### Exercise objective
For the data that follows, report how many lines contain the word "JSON", and nothing else.

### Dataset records
....................
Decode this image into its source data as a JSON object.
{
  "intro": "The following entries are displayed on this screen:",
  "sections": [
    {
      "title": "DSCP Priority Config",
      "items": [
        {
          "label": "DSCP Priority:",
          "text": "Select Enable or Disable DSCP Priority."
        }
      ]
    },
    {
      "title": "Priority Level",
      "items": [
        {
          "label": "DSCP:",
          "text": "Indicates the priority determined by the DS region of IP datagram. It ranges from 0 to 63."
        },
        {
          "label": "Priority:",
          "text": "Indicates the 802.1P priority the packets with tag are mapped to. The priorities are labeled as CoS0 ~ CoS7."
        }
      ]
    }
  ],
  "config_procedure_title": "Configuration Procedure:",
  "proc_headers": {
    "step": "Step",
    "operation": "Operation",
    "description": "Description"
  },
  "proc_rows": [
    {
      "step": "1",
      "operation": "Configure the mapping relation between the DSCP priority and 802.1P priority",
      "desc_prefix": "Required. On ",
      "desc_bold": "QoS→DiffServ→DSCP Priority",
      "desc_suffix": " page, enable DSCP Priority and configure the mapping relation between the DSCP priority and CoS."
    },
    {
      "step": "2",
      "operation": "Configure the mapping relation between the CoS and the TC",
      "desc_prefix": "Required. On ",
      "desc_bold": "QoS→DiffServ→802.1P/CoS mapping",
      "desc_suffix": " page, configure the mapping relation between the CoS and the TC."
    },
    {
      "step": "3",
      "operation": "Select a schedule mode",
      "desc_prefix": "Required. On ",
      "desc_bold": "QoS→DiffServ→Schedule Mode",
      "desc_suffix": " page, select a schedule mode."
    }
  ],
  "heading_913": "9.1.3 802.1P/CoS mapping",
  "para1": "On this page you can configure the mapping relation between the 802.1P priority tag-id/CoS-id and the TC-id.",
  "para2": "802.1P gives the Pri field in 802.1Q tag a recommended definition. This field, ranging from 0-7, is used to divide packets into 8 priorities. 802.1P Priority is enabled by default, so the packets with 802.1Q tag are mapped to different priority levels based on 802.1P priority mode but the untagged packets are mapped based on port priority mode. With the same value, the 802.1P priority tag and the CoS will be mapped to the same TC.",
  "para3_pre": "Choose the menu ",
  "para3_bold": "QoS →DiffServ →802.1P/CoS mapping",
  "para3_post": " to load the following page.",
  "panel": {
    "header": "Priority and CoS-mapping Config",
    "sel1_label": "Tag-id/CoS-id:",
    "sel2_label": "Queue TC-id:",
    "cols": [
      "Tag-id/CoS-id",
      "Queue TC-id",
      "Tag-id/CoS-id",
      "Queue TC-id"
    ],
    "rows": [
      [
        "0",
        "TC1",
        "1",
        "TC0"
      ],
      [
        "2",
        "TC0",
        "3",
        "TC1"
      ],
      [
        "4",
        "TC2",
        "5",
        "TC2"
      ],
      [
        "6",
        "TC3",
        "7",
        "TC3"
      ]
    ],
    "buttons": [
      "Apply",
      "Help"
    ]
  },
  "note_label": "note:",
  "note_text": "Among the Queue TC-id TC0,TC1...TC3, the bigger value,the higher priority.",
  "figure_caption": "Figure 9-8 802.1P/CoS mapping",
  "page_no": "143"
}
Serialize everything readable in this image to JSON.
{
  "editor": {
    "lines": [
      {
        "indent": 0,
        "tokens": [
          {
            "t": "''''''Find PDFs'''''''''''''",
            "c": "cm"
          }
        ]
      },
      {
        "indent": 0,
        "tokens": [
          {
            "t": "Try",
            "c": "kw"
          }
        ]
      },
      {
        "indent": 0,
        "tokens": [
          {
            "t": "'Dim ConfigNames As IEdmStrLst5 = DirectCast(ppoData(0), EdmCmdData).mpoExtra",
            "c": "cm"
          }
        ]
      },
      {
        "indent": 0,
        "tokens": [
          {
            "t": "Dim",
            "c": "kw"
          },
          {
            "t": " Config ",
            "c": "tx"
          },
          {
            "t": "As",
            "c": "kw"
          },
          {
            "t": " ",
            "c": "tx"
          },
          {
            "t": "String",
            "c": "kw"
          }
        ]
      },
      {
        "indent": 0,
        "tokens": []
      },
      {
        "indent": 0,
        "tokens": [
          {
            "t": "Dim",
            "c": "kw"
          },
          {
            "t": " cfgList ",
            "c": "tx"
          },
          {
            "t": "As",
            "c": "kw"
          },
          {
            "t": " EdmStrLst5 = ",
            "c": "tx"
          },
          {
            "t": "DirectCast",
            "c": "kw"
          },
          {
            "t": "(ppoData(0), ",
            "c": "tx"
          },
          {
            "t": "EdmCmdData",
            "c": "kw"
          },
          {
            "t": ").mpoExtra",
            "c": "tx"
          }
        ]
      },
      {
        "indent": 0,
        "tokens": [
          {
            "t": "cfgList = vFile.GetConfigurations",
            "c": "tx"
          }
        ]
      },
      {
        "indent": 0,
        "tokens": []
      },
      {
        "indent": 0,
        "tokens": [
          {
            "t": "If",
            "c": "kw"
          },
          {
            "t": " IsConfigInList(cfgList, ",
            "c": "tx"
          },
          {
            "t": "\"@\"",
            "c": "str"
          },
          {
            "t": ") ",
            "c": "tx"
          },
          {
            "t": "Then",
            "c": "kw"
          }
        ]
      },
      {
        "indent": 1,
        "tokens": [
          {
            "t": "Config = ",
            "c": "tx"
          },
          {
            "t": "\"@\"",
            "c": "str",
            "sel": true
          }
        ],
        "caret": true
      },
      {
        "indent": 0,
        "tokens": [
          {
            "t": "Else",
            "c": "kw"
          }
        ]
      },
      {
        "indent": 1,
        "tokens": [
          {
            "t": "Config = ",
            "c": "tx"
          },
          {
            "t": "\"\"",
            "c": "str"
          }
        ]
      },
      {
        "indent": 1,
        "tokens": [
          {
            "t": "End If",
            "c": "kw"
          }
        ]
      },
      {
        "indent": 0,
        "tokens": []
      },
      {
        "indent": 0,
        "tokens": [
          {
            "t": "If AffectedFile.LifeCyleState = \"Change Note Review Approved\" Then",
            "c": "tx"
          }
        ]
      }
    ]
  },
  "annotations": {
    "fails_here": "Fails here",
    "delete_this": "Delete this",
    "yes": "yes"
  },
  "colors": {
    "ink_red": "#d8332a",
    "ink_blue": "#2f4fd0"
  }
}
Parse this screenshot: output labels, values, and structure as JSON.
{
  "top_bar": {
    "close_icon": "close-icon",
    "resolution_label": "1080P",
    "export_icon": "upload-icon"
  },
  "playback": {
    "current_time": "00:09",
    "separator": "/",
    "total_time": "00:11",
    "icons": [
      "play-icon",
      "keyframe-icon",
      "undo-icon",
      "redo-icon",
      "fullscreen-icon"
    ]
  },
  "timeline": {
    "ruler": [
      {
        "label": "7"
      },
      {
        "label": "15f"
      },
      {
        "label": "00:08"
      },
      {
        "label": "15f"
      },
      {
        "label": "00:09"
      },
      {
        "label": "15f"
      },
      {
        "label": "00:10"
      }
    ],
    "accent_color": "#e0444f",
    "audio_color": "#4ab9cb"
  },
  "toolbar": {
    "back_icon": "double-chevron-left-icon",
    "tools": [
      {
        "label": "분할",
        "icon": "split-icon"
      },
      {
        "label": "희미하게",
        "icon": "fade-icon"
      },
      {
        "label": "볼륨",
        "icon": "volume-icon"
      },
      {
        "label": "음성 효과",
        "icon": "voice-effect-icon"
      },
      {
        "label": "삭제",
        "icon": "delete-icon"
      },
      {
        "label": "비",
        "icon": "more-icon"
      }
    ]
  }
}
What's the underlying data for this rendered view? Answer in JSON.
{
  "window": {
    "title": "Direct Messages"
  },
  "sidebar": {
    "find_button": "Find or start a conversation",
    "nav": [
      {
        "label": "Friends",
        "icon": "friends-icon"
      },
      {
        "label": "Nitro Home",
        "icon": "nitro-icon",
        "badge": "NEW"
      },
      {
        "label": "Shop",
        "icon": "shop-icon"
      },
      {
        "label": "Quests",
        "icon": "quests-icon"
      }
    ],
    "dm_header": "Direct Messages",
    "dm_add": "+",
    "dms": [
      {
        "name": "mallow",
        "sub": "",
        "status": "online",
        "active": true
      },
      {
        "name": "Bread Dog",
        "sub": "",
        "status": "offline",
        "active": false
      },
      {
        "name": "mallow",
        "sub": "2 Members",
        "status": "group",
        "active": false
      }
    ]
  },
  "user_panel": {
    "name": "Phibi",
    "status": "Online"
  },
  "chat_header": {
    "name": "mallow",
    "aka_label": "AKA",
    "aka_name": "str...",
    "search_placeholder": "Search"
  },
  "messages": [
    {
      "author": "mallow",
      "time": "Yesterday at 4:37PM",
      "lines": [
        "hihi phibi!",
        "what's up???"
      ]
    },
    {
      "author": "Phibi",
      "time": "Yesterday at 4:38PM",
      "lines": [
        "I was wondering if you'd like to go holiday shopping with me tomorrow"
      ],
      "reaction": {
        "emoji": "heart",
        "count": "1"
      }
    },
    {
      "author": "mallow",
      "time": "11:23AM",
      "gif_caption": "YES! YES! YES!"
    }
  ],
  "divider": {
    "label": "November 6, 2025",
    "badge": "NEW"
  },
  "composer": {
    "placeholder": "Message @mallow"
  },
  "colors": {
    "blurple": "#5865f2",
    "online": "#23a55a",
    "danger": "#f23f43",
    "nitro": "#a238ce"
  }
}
....................
### Solved problem
4